(Saved data entries)
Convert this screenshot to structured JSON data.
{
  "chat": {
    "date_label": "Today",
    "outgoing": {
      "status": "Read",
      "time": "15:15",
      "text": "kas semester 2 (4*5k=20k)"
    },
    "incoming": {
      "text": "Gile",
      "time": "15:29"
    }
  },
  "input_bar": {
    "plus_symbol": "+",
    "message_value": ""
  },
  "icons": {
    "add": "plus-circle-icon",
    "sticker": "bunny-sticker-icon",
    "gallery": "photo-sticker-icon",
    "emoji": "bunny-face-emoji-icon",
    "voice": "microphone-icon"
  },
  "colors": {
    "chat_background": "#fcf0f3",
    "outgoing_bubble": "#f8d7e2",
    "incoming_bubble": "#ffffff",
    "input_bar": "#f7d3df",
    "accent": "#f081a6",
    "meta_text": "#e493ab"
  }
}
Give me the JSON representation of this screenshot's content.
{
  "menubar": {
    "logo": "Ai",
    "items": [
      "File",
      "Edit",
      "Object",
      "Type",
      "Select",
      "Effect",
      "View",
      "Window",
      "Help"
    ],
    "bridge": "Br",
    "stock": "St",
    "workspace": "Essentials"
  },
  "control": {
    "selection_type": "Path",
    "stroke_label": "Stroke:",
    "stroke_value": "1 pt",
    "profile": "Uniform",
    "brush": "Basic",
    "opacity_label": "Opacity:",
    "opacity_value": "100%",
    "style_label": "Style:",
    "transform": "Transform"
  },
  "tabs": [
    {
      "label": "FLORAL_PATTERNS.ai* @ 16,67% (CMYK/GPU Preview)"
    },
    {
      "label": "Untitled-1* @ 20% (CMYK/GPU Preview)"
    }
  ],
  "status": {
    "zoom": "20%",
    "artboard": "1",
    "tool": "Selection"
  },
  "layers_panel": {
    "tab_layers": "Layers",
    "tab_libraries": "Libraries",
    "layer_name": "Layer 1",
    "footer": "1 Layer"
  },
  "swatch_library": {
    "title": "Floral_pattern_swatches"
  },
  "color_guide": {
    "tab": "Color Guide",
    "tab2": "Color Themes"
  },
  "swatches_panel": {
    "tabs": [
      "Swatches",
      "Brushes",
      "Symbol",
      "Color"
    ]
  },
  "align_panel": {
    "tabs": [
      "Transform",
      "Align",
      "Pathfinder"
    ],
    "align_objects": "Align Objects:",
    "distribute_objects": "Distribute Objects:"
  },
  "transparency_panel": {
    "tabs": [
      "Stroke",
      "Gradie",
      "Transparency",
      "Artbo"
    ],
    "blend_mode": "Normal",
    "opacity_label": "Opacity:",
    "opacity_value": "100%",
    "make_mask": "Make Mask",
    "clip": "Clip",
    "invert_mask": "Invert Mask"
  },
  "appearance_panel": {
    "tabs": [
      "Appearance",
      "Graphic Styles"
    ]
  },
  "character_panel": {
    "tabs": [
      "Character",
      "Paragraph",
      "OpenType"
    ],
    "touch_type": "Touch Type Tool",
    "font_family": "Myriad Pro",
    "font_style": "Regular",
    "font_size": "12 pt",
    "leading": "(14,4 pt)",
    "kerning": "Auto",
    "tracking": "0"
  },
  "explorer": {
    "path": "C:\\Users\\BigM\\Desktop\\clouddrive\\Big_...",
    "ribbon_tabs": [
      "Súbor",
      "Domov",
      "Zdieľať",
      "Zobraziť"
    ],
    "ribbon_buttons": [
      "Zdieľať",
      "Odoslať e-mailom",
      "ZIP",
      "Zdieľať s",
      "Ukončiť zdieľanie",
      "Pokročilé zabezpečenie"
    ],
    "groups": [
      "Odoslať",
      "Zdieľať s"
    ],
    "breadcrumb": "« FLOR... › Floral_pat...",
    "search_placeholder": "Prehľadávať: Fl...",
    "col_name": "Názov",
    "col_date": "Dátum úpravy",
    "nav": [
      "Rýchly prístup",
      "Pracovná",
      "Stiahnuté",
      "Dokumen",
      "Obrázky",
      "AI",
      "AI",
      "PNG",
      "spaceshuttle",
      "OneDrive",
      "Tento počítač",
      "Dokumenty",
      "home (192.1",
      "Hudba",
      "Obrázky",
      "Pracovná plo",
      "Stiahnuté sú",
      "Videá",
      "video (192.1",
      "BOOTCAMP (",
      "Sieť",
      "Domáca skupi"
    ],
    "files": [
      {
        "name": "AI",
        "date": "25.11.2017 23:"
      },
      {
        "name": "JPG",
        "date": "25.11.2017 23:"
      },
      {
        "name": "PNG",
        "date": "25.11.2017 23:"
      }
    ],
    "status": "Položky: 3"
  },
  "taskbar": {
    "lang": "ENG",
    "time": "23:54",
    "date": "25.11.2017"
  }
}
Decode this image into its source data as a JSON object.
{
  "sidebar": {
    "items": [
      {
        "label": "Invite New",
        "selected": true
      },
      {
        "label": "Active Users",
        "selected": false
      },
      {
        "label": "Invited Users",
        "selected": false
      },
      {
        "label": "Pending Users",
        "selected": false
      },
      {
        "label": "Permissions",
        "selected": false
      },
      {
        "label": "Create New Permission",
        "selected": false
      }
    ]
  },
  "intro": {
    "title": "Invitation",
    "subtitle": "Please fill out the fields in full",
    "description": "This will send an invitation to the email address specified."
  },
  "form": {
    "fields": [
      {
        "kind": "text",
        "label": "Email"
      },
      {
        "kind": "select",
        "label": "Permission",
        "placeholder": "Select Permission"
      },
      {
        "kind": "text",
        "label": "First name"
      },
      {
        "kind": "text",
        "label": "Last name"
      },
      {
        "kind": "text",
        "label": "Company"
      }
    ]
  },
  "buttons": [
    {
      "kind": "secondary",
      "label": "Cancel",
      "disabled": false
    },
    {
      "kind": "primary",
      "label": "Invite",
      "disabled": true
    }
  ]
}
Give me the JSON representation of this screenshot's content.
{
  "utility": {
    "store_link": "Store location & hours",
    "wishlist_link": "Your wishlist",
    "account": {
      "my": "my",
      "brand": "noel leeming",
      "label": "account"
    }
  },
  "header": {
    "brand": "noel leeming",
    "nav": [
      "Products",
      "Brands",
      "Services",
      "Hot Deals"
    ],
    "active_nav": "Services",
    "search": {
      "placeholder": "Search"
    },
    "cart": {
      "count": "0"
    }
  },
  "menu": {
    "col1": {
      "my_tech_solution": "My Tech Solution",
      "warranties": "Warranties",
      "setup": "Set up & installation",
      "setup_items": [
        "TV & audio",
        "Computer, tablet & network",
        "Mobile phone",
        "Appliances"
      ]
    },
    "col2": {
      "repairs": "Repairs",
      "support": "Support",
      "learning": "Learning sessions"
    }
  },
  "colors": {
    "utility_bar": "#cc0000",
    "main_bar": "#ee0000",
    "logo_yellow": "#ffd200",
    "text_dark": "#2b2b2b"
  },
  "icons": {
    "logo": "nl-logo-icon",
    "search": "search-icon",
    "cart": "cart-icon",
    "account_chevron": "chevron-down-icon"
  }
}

Task directions: Repeat every line of the material exactly as given.

Finished answer:
Convert this screenshot to structured JSON data.
{
  "chat": {
    "date_label": "Today",
    "outgoing": {
      "status": "Read",
      "time": "15:15",
      "text": "kas semester 2 (4*5k=20k)"
    },
    "incoming": {
      "text": "Gile",
      "time": "15:29"
    }
  },
  "input_bar": {
    "plus_symbol": "+",
    "message_value": ""
  },
  "icons": {
    "add": "plus-circle-icon",
    "sticker": "bunny-sticker-icon",
    "gallery": "photo-sticker-icon",
    "emoji": "bunny-face-emoji-icon",
    "voice": "microphone-icon"
  },
  "colors": {
    "chat_background": "#fcf0f3",
    "outgoing_bubble": "#f8d7e2",
    "incoming_bubble": "#ffffff",
    "input_bar": "#f7d3df",
    "accent": "#f081a6",
    "meta_text": "#e493ab"
  }
}
Give me the JSON representation of this screenshot's content.
{
  "menubar": {
    "logo": "Ai",
    "items": [
      "File",
      "Edit",
      "Object",
      "Type",
      "Select",
      "Effect",
      "View",
      "Window",
      "Help"
    ],
    "bridge": "Br",
    "stock": "St",
    "workspace": "Essentials"
  },
  "control": {
    "selection_type": "Path",
    "stroke_label": "Stroke:",
    "stroke_value": "1 pt",
    "profile": "Uniform",
    "brush": "Basic",
    "opacity_label": "Opacity:",
    "opacity_value": "100%",
    "style_label": "Style:",
    "transform": "Transform"
  },
  "tabs": [
    {
      "label": "FLORAL_PATTERNS.ai* @ 16,67% (CMYK/GPU Preview)"
    },
    {
      "label": "Untitled-1* @ 20% (CMYK/GPU Preview)"
    }
  ],
  "status": {
    "zoom": "20%",
    "artboard": "1",
    "tool": "Selection"
  },
  "layers_panel": {
    "tab_layers": "Layers",
    "tab_libraries": "Libraries",
    "layer_name": "Layer 1",
    "footer": "1 Layer"
  },
  "swatch_library": {
    "title": "Floral_pattern_swatches"
  },
  "color_guide": {
    "tab": "Color Guide",
    "tab2": "Color Themes"
  },
  "swatches_panel": {
    "tabs": [
      "Swatches",
      "Brushes",
      "Symbol",
      "Color"
    ]
  },
  "align_panel": {
    "tabs": [
      "Transform",
      "Align",
      "Pathfinder"
    ],
    "align_objects": "Align Objects:",
    "distribute_objects": "Distribute Objects:"
  },
  "transparency_panel": {
    "tabs": [
      "Stroke",
      "Gradie",
      "Transparency",
      "Artbo"
    ],
    "blend_mode": "Normal",
    "opacity_label": "Opacity:",
    "opacity_value": "100%",
    "make_mask": "Make Mask",
    "clip": "Clip",
    "invert_mask": "Invert Mask"
  },
  "appearance_panel": {
    "tabs": [
      "Appearance",
      "Graphic Styles"
    ]
  },
  "character_panel": {
    "tabs": [
      "Character",
      "Paragraph",
      "OpenType"
    ],
    "touch_type": "Touch Type Tool",
    "font_family": "Myriad Pro",
    "font_style": "Regular",
    "font_size": "12 pt",
    "leading": "(14,4 pt)",
    "kerning": "Auto",
    "tracking": "0"
  },
  "explorer": {
    "path": "C:\\Users\\BigM\\Desktop\\clouddrive\\Big_...",
    "ribbon_tabs": [
      "Súbor",
      "Domov",
      "Zdieľať",
      "Zobraziť"
    ],
    "ribbon_buttons": [
      "Zdieľať",
      "Odoslať e-mailom",
      "ZIP",
      "Zdieľať s",
      "Ukončiť zdieľanie",
      "Pokročilé zabezpečenie"
    ],
    "groups": [
      "Odoslať",
      "Zdieľať s"
    ],
    "breadcrumb": "« FLOR... › Floral_pat...",
    "search_placeholder": "Prehľadávať: Fl...",
    "col_name": "Názov",
    "col_date": "Dátum úpravy",
    "nav": [
      "Rýchly prístup",
      "Pracovná",
      "Stiahnuté",
      "Dokumen",
      "Obrázky",
      "AI",
      "AI",
      "PNG",
      "spaceshuttle",
      "OneDrive",
      "Tento počítač",
      "Dokumenty",
      "home (192.1",
      "Hudba",
      "Obrázky",
      "Pracovná plo",
      "Stiahnuté sú",
      "Videá",
      "video (192.1",
      "BOOTCAMP (",
      "Sieť",
      "Domáca skupi"
    ],
    "files": [
      {
        "name": "AI",
        "date": "25.11.2017 23:"
      },
      {
        "name": "JPG",
        "date": "25.11.2017 23:"
      },
      {
        "name": "PNG",
        "date": "25.11.2017 23:"
      }
    ],
    "status": "Položky: 3"
  },
  "taskbar": {
    "lang": "ENG",
    "time": "23:54",
    "date": "25.11.2017"
  }
}
Decode this image into its source data as a JSON object.
{
  "sidebar": {
    "items": [
      {
        "label": "Invite New",
        "selected": true
      },
      {
        "label": "Active Users",
        "selected": false
      },
      {
        "label": "Invited Users",
        "selected": false
      },
      {
        "label": "Pending Users",
        "selected": false
      },
      {
        "label": "Permissions",
        "selected": false
      },
      {
        "label": "Create New Permission",
        "selected": false
      }
    ]
  },
  "intro": {
    "title": "Invitation",
    "subtitle": "Please fill out the fields in full",
    "description": "This will send an invitation to the email address specified."
  },
  "form": {
    "fields": [
      {
        "kind": "text",
        "label": "Email"
      },
      {
        "kind": "select",
        "label": "Permission",
        "placeholder": "Select Permission"
      },
      {
        "kind": "text",
        "label": "First name"
      },
      {
        "kind": "text",
        "label": "Last name"
      },
      {
        "kind": "text",
        "label": "Company"
      }
    ]
  },
  "buttons": [
    {
      "kind": "secondary",
      "label": "Cancel",
      "disabled": false
    },
    {
      "kind": "primary",
      "label": "Invite",
      "disabled": true
    }
  ]
}
Give me the JSON representation of this screenshot's content.
{
  "utility": {
    "store_link": "Store location & hours",
    "wishlist_link": "Your wishlist",
    "account": {
      "my": "my",
      "brand": "noel leeming",
      "label": "account"
    }
  },
  "header": {
    "brand": "noel leeming",
    "nav": [
      "Products",
      "Brands",
      "Services",
      "Hot Deals"
    ],
    "active_nav": "Services",
    "search": {
      "placeholder": "Search"
    },
    "cart": {
      "count": "0"
    }
  },
  "menu": {
    "col1": {
      "my_tech_solution": "My Tech Solution",
      "warranties": "Warranties",
      "setup": "Set up & installation",
      "setup_items": [
        "TV & audio",
        "Computer, tablet & network",
        "Mobile phone",
        "Appliances"
      ]
    },
    "col2": {
      "repairs": "Repairs",
      "support": "Support",
      "learning": "Learning sessions"
    }
  },
  "colors": {
    "utility_bar": "#cc0000",
    "main_bar": "#ee0000",
    "logo_yellow": "#ffd200",
    "text_dark": "#2b2b2b"
  },
  "icons": {
    "logo": "nl-logo-icon",
    "search": "search-icon",
    "cart": "cart-icon",
    "account_chevron": "chevron-down-icon"
  }
}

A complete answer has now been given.